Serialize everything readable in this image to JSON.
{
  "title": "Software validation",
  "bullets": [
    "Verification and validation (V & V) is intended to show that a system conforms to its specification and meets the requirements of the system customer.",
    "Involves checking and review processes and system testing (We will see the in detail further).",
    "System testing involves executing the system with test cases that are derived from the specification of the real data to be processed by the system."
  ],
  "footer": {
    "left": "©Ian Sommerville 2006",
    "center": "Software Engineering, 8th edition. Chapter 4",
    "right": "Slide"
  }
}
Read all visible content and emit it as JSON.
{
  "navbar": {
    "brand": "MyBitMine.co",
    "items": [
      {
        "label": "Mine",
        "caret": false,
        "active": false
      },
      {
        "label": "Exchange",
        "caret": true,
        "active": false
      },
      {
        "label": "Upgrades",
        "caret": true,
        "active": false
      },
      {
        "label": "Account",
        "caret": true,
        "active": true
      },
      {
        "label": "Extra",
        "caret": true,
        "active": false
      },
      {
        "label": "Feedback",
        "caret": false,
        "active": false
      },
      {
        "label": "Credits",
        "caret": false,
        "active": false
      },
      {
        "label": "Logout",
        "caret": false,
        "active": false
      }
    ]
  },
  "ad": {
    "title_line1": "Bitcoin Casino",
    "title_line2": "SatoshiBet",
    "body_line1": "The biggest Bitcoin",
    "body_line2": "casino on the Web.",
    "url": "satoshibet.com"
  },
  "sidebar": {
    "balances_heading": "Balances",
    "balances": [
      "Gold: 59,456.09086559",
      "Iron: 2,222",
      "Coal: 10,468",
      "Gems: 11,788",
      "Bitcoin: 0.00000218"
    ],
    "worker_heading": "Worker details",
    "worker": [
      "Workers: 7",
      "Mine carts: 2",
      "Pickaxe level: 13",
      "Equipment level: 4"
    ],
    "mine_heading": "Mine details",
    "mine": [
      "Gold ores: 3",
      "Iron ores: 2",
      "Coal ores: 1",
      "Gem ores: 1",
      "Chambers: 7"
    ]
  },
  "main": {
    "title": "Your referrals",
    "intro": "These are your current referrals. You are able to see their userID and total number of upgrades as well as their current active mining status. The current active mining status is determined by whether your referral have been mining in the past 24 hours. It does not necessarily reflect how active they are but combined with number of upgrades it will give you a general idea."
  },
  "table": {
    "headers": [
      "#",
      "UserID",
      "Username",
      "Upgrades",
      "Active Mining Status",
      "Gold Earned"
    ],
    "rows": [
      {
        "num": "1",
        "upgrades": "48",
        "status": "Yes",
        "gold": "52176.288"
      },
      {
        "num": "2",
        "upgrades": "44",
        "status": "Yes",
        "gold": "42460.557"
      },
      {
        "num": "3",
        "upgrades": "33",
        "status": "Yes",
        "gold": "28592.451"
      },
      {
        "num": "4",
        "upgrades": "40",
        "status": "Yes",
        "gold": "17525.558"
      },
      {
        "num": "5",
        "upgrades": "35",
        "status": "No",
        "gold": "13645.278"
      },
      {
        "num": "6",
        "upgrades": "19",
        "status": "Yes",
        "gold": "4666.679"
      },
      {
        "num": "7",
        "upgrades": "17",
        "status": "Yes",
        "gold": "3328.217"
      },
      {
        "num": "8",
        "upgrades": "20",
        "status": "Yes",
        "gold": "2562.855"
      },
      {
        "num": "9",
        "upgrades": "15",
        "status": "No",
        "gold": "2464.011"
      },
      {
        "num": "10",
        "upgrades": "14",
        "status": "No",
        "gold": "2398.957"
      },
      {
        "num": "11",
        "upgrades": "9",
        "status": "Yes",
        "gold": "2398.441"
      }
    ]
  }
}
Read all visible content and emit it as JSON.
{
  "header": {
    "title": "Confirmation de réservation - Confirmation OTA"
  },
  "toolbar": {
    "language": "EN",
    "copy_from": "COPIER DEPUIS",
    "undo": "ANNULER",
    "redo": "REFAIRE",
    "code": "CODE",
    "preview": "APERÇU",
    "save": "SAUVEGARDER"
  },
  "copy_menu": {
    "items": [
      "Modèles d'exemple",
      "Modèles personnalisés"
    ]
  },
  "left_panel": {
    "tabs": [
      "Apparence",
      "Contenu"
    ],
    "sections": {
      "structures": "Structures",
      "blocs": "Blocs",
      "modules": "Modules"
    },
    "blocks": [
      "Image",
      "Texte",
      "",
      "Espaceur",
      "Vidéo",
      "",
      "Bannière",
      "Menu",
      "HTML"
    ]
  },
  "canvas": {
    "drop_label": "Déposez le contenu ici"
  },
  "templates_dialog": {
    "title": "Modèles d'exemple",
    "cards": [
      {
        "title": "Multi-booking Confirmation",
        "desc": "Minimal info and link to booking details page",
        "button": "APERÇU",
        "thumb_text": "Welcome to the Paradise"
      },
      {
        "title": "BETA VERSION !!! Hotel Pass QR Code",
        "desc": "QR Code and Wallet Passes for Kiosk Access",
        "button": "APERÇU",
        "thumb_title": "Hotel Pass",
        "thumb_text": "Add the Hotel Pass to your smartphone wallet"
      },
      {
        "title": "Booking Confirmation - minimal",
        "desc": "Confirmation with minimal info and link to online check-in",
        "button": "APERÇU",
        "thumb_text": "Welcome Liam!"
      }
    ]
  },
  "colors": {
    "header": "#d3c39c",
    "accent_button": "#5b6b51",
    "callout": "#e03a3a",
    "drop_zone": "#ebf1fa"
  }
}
# # # # #
→ Task instructions
Would you restate each of the entries word for word?

→ Answer to the problem
Serialize everything readable in this image to JSON.
{
  "title": "Software validation",
  "bullets": [
    "Verification and validation (V & V) is intended to show that a system conforms to its specification and meets the requirements of the system customer.",
    "Involves checking and review processes and system testing (We will see the in detail further).",
    "System testing involves executing the system with test cases that are derived from the specification of the real data to be processed by the system."
  ],
  "footer": {
    "left": "©Ian Sommerville 2006",
    "center": "Software Engineering, 8th edition. Chapter 4",
    "right": "Slide"
  }
}
Read all visible content and emit it as JSON.
{
  "navbar": {
    "brand": "MyBitMine.co",
    "items": [
      {
        "label": "Mine",
        "caret": false,
        "active": false
      },
      {
        "label": "Exchange",
        "caret": true,
        "active": false
      },
      {
        "label": "Upgrades",
        "caret": true,
        "active": false
      },
      {
        "label": "Account",
        "caret": true,
        "active": true
      },
      {
        "label": "Extra",
        "caret": true,
        "active": false
      },
      {
        "label": "Feedback",
        "caret": false,
        "active": false
      },
      {
        "label": "Credits",
        "caret": false,
        "active": false
      },
      {
        "label": "Logout",
        "caret": false,
        "active": false
      }
    ]
  },
  "ad": {
    "title_line1": "Bitcoin Casino",
    "title_line2": "SatoshiBet",
    "body_line1": "The biggest Bitcoin",
    "body_line2": "casino on the Web.",
    "url": "satoshibet.com"
  },
  "sidebar": {
    "balances_heading": "Balances",
    "balances": [
      "Gold: 59,456.09086559",
      "Iron: 2,222",
      "Coal: 10,468",
      "Gems: 11,788",
      "Bitcoin: 0.00000218"
    ],
    "worker_heading": "Worker details",
    "worker": [
      "Workers: 7",
      "Mine carts: 2",
      "Pickaxe level: 13",
      "Equipment level: 4"
    ],
    "mine_heading": "Mine details",
    "mine": [
      "Gold ores: 3",
      "Iron ores: 2",
      "Coal ores: 1",
      "Gem ores: 1",
      "Chambers: 7"
    ]
  },
  "main": {
    "title": "Your referrals",
    "intro": "These are your current referrals. You are able to see their userID and total number of upgrades as well as their current active mining status. The current active mining status is determined by whether your referral have been mining in the past 24 hours. It does not necessarily reflect how active they are but combined with number of upgrades it will give you a general idea."
  },
  "table": {
    "headers": [
      "#",
      "UserID",
      "Username",
      "Upgrades",
      "Active Mining Status",
      "Gold Earned"
    ],
    "rows": [
      {
        "num": "1",
        "upgrades": "48",
        "status": "Yes",
        "gold": "52176.288"
      },
      {
        "num": "2",
        "upgrades": "44",
        "status": "Yes",
        "gold": "42460.557"
      },
      {
        "num": "3",
        "upgrades": "33",
        "status": "Yes",
        "gold": "28592.451"
      },
      {
        "num": "4",
        "upgrades": "40",
        "status": "Yes",
        "gold": "17525.558"
      },
      {
        "num": "5",
        "upgrades": "35",
        "status": "No",
        "gold": "13645.278"
      },
      {
        "num": "6",
        "upgrades": "19",
        "status": "Yes",
        "gold": "4666.679"
      },
      {
        "num": "7",
        "upgrades": "17",
        "status": "Yes",
        "gold": "3328.217"
      },
      {
        "num": "8",
        "upgrades": "20",
        "status": "Yes",
        "gold": "2562.855"
      },
      {
        "num": "9",
        "upgrades": "15",
        "status": "No",
        "gold": "2464.011"
      },
      {
        "num": "10",
        "upgrades": "14",
        "status": "No",
        "gold": "2398.957"
      },
      {
        "num": "11",
        "upgrades": "9",
        "status": "Yes",
        "gold": "2398.441"
      }
    ]
  }
}
Read all visible content and emit it as JSON.
{
  "header": {
    "title": "Confirmation de réservation - Confirmation OTA"
  },
  "toolbar": {
    "language": "EN",
    "copy_from": "COPIER DEPUIS",
    "undo": "ANNULER",
    "redo": "REFAIRE",
    "code": "CODE",
    "preview": "APERÇU",
    "save": "SAUVEGARDER"
  },
  "copy_menu": {
    "items": [
      "Modèles d'exemple",
      "Modèles personnalisés"
    ]
  },
  "left_panel": {
    "tabs": [
      "Apparence",
      "Contenu"
    ],
    "sections": {
      "structures": "Structures",
      "blocs": "Blocs",
      "modules": "Modules"
    },
    "blocks": [
      "Image",
      "Texte",
      "",
      "Espaceur",
      "Vidéo",
      "",
      "Bannière",
      "Menu",
      "HTML"
    ]
  },
  "canvas": {
    "drop_label": "Déposez le contenu ici"
  },
  "templates_dialog": {
    "title": "Modèles d'exemple",
    "cards": [
      {
        "title": "Multi-booking Confirmation",
        "desc": "Minimal info and link to booking details page",
        "button": "APERÇU",
        "thumb_text": "Welcome to the Paradise"
      },
      {
        "title": "BETA VERSION !!! Hotel Pass QR Code",
        "desc": "QR Code and Wallet Passes for Kiosk Access",
        "button": "APERÇU",
        "thumb_title": "Hotel Pass",
        "thumb_text": "Add the Hotel Pass to your smartphone wallet"
      },
      {
        "title": "Booking Confirmation - minimal",
        "desc": "Confirmation with minimal info and link to online check-in",
        "button": "APERÇU",
        "thumb_text": "Welcome Liam!"
      }
    ]
  },
  "colors": {
    "header": "#d3c39c",
    "accent_button": "#5b6b51",
    "callout": "#e03a3a",
    "drop_zone": "#ebf1fa"
  }
}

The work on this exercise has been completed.